> _PAGE TEXT_
━━━━

This choice was special for two reasons. First, the road number of the engine was 1225 – as in 12/25 – Christmas Day. I have no doubt that when the movie makers noticed the road number there was an instant consensus of, “Yes, this has to be the engine!”

Second, The Polar Express movie is based on a children’s book of the same name by Chris Van Allsburg. The author grew up in Grand Rapids, Mich., and had seen Pere Marquette no. 1225 many times while attending Michigan State football games. Van Allsburg was absolutely thrilled when he found out the same locomotive would be the basis for the movie locomotive.

Many fans of The Polar Express movie have become fans of the 1225 as well. As a side note, Lionel has also produced a new model of Pere Marquette’s 1225. That O gauge model (no. 84693) is, except for its road name and some of its sound effects, essentially identical to the no. 84685 Polar Express engine featured here. The PM 1225 Berk shipped right around the same time as The Polar Express Berkshire. I have added both to my collection. They are outstanding locomotives.

Opening the box
Instead of Lionel’s classic orange-and-cream box, this engine is packaged in a beautiful Polar Express-themed carton. I was taken back to my childhood when the first sight of the box could be as exciting than what was inside.

Details on the engine are on par with what is typically found on high-end models – lots of separately applied parts, including pipes, grab irons, builder’s plates, and more. The paint job is flawless. The sound effects on the engine are, for the most part, the typical high-quality RailSounds Lionel installs on all its Legacy locomotives.

I was pleasantly surprised to find that Lionel loaded some Polar Express specific crew talk sound sequences onto the engine. I thought that was a wonderful touch.
The combined 11-pound-8-ounce weight of the engine and tender lets you know this engine is no joke. The weight, plus the two traction tires on the rear set of drive wheels gives The Polar Express an impressive 2 pounds, 12 ounces of pulling power. You’ll be able to pull as many matching Polar Express passenger cars as you want!

━━━━

> _GIVEN RECORDS_

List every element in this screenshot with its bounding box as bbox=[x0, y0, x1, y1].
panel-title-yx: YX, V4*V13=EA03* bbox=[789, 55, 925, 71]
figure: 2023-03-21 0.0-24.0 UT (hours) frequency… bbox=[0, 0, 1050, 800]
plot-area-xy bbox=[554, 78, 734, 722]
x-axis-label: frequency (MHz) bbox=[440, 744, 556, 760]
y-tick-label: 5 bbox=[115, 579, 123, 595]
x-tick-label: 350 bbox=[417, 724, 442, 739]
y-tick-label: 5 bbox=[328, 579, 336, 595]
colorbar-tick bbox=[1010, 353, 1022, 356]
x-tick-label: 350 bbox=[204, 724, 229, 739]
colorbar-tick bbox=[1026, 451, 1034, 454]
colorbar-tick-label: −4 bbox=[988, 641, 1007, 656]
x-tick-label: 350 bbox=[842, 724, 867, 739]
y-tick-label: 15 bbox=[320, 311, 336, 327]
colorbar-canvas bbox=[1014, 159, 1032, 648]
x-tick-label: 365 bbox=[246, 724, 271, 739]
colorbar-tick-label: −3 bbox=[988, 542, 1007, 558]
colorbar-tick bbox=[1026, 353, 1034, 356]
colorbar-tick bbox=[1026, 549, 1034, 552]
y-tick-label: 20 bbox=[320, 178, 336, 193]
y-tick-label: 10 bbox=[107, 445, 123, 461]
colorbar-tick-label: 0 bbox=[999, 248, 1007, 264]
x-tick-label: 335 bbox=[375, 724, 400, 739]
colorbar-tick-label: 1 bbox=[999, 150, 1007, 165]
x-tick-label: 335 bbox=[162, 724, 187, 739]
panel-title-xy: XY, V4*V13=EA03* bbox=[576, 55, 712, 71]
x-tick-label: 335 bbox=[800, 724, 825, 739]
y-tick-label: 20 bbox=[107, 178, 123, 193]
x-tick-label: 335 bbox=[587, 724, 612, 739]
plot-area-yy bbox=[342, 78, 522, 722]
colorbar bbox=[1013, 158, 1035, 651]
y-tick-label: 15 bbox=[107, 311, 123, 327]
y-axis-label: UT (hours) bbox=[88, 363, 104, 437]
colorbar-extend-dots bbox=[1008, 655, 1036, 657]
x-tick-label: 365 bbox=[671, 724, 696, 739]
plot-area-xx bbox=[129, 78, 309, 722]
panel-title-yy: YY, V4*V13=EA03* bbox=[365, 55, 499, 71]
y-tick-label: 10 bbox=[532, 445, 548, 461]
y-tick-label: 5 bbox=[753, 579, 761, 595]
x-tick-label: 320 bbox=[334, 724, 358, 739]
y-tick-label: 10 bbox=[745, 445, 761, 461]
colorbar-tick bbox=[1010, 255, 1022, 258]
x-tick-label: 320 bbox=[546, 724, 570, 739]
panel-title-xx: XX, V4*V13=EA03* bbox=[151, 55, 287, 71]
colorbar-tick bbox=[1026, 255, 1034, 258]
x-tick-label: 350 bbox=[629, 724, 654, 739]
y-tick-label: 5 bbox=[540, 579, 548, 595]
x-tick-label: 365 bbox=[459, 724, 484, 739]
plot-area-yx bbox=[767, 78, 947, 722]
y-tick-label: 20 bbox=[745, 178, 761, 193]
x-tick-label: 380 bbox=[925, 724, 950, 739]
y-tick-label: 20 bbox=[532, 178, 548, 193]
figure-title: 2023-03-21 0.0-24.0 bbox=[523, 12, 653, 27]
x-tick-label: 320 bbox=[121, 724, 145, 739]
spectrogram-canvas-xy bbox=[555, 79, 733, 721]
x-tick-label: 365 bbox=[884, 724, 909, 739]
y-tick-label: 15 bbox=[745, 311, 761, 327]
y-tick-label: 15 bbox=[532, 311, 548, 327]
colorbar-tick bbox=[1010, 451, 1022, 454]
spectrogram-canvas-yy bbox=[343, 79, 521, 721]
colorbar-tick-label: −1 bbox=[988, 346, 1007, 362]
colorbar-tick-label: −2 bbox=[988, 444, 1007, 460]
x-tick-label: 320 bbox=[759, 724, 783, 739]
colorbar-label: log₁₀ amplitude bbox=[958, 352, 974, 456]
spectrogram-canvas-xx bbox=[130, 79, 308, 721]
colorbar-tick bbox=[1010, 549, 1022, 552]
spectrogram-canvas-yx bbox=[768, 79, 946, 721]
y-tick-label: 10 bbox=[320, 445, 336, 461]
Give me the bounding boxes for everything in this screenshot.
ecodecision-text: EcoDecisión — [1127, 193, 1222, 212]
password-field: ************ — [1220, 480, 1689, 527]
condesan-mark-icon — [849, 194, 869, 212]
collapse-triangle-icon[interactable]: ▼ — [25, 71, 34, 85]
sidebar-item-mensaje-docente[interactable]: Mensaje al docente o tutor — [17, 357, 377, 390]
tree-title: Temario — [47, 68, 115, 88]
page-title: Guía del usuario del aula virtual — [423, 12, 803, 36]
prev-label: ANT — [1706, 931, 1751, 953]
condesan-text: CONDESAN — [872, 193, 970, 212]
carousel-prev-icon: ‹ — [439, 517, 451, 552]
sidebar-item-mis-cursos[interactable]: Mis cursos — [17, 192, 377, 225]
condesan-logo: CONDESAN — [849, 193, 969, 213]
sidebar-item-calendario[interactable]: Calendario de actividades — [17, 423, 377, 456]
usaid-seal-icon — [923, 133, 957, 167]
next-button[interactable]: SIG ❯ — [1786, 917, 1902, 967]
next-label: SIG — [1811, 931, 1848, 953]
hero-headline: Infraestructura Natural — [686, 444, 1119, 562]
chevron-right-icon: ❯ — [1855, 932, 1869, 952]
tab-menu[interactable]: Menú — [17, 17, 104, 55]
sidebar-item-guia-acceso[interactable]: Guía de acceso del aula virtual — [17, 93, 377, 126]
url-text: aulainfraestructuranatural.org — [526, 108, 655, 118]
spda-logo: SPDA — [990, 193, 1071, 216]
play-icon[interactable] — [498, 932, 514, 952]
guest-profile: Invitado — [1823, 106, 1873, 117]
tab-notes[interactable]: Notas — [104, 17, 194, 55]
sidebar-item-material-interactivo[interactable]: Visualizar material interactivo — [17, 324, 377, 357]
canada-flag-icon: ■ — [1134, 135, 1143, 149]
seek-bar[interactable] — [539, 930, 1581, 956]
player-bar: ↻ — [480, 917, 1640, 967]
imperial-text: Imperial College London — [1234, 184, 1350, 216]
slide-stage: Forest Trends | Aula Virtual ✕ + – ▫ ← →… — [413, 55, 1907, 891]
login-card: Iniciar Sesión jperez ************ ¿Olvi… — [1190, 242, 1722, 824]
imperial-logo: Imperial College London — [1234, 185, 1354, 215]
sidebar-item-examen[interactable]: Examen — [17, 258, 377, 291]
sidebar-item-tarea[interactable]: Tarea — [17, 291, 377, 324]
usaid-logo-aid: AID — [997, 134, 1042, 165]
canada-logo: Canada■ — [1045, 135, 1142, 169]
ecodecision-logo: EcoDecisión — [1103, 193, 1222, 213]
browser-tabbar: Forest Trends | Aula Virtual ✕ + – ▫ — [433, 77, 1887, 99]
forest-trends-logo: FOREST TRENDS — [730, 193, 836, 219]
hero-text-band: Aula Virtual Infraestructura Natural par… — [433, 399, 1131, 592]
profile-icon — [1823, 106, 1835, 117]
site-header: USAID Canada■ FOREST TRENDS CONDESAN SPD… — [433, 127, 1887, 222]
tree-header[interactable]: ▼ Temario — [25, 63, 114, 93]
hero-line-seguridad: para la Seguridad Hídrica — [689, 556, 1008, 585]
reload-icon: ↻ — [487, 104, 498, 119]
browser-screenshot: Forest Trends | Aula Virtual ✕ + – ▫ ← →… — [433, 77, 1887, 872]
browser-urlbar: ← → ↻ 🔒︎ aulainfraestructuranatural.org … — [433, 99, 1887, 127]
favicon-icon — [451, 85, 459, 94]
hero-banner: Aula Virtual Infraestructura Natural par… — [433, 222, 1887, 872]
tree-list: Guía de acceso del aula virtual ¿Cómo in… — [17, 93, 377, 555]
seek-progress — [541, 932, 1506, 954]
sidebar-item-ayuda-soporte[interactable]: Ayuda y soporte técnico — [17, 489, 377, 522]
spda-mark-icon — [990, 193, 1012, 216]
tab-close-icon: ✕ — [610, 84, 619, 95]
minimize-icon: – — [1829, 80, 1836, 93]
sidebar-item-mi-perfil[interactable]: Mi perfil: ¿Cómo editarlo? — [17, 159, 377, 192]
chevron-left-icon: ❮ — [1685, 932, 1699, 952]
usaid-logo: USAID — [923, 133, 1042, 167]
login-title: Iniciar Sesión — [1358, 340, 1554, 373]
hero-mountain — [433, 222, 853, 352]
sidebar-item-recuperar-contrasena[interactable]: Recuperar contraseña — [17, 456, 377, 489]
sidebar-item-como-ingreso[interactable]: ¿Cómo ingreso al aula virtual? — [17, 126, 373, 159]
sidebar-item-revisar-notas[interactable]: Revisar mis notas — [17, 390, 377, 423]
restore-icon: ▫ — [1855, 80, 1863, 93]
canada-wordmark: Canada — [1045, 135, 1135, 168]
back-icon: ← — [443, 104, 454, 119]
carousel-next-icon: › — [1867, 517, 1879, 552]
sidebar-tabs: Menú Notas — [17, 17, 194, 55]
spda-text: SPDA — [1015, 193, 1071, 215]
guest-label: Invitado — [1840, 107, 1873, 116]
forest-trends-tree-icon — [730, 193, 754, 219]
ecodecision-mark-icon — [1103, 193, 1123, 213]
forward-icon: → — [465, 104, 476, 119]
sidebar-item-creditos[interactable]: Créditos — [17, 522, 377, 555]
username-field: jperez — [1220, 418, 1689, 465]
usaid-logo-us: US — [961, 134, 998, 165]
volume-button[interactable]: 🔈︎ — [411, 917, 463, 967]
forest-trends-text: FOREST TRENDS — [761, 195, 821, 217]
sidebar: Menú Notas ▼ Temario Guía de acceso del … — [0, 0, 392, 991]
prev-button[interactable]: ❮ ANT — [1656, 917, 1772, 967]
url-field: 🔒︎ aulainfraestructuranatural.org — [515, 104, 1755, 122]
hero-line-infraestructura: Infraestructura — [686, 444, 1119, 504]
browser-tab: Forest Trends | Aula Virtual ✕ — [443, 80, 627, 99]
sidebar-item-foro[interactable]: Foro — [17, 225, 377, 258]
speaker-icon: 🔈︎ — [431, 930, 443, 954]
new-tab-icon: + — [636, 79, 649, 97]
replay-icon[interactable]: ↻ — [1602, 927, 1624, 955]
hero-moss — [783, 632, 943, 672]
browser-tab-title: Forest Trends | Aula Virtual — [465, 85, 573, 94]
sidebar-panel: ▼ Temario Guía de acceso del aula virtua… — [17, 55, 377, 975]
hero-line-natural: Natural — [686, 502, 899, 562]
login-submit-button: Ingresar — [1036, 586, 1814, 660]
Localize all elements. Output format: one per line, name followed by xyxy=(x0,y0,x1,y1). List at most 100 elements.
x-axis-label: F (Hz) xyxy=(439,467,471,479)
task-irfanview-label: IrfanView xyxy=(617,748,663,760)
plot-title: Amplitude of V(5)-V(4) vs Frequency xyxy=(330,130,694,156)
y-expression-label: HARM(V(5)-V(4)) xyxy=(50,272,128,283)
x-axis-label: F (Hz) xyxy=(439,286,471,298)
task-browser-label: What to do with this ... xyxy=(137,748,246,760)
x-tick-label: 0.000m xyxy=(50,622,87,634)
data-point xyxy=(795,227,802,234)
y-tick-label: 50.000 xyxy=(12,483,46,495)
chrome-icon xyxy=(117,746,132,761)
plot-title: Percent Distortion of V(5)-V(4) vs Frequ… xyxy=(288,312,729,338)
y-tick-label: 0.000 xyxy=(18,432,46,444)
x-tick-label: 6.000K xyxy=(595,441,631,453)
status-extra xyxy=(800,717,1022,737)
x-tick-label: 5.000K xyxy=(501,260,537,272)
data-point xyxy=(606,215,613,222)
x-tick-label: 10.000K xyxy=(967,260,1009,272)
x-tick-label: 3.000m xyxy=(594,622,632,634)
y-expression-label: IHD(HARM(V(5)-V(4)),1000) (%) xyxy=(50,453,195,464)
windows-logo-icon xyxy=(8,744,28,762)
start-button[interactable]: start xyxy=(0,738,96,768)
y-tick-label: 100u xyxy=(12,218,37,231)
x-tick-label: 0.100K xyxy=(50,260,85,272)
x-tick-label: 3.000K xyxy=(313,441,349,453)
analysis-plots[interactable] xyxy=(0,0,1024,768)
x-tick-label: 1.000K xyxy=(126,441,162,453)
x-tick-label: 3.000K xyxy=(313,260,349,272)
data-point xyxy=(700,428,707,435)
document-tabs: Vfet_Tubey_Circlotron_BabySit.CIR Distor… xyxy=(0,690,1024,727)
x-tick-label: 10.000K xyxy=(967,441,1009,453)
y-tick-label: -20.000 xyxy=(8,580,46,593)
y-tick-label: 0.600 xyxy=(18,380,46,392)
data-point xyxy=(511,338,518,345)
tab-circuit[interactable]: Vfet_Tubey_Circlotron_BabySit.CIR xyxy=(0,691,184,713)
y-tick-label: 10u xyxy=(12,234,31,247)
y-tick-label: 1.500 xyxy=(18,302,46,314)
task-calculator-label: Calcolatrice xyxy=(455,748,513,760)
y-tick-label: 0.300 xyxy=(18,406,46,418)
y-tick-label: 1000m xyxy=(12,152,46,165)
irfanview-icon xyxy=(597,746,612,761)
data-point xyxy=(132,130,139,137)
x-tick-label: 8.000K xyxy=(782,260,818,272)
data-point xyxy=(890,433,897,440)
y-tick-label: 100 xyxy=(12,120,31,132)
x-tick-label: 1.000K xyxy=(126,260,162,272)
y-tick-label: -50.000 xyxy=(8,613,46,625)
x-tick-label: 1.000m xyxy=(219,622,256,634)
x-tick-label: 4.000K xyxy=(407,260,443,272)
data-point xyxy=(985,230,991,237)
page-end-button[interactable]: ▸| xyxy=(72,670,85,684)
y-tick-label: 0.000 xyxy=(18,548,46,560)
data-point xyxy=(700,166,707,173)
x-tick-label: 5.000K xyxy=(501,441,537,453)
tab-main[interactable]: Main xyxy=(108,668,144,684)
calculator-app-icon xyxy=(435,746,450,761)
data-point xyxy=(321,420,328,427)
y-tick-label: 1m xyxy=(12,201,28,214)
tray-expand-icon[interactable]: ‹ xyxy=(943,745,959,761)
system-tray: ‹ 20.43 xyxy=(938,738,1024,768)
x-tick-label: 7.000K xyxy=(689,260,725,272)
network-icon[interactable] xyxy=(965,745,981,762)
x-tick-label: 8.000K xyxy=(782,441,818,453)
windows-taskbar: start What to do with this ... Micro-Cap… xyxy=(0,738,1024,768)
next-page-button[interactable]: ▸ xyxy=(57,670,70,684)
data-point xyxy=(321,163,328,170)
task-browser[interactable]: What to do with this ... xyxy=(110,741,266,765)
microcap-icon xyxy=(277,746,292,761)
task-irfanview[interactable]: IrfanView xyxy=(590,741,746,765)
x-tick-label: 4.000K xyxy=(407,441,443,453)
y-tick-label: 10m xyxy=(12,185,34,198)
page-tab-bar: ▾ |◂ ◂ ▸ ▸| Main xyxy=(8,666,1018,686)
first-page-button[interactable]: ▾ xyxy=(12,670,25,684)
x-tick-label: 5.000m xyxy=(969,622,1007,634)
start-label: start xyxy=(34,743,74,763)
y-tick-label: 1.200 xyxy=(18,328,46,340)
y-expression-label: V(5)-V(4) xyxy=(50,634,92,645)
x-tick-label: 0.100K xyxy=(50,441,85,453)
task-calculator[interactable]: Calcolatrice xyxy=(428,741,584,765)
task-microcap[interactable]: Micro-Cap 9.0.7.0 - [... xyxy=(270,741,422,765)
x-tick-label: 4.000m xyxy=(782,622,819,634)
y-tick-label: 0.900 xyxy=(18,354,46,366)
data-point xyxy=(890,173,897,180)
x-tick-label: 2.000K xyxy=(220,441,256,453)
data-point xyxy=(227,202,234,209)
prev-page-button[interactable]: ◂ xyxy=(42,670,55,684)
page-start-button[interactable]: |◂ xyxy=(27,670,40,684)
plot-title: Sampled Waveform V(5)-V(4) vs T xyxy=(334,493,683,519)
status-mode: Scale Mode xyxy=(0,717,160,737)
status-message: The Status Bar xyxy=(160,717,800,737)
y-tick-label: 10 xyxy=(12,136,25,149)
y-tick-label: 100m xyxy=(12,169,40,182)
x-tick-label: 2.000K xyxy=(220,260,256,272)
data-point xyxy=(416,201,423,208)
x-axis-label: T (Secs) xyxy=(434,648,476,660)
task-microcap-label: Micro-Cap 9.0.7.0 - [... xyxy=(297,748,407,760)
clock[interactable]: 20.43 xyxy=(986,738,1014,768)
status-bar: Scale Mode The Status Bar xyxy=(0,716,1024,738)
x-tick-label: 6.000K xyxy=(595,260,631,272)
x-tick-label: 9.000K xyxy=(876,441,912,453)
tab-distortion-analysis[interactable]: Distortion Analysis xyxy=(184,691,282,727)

━━━━

> _YOUR OBJECTIVE_
Rewrite the review of the Polar Express locomotive starting with "I was pleasantly" and going on through "as you want!", with "wonderful" replaced by "thoughtful".

> _ANSWER TO THE EXERCISE_
I was pleasantly surprised to find that Lionel loaded some Polar Express specific crew talk sound sequences onto the engine. I thought that was a thoughtful touch.
The combined 11-pound-8-ounce weight of the engine and tender lets you know this engine is no joke. The weight, plus the two traction tires on the rear set of drive wheels gives The Polar Express an impressive 2 pounds, 12 ounces of pulling power. You’ll be able to pull as many matching Polar Express passenger cars as you want!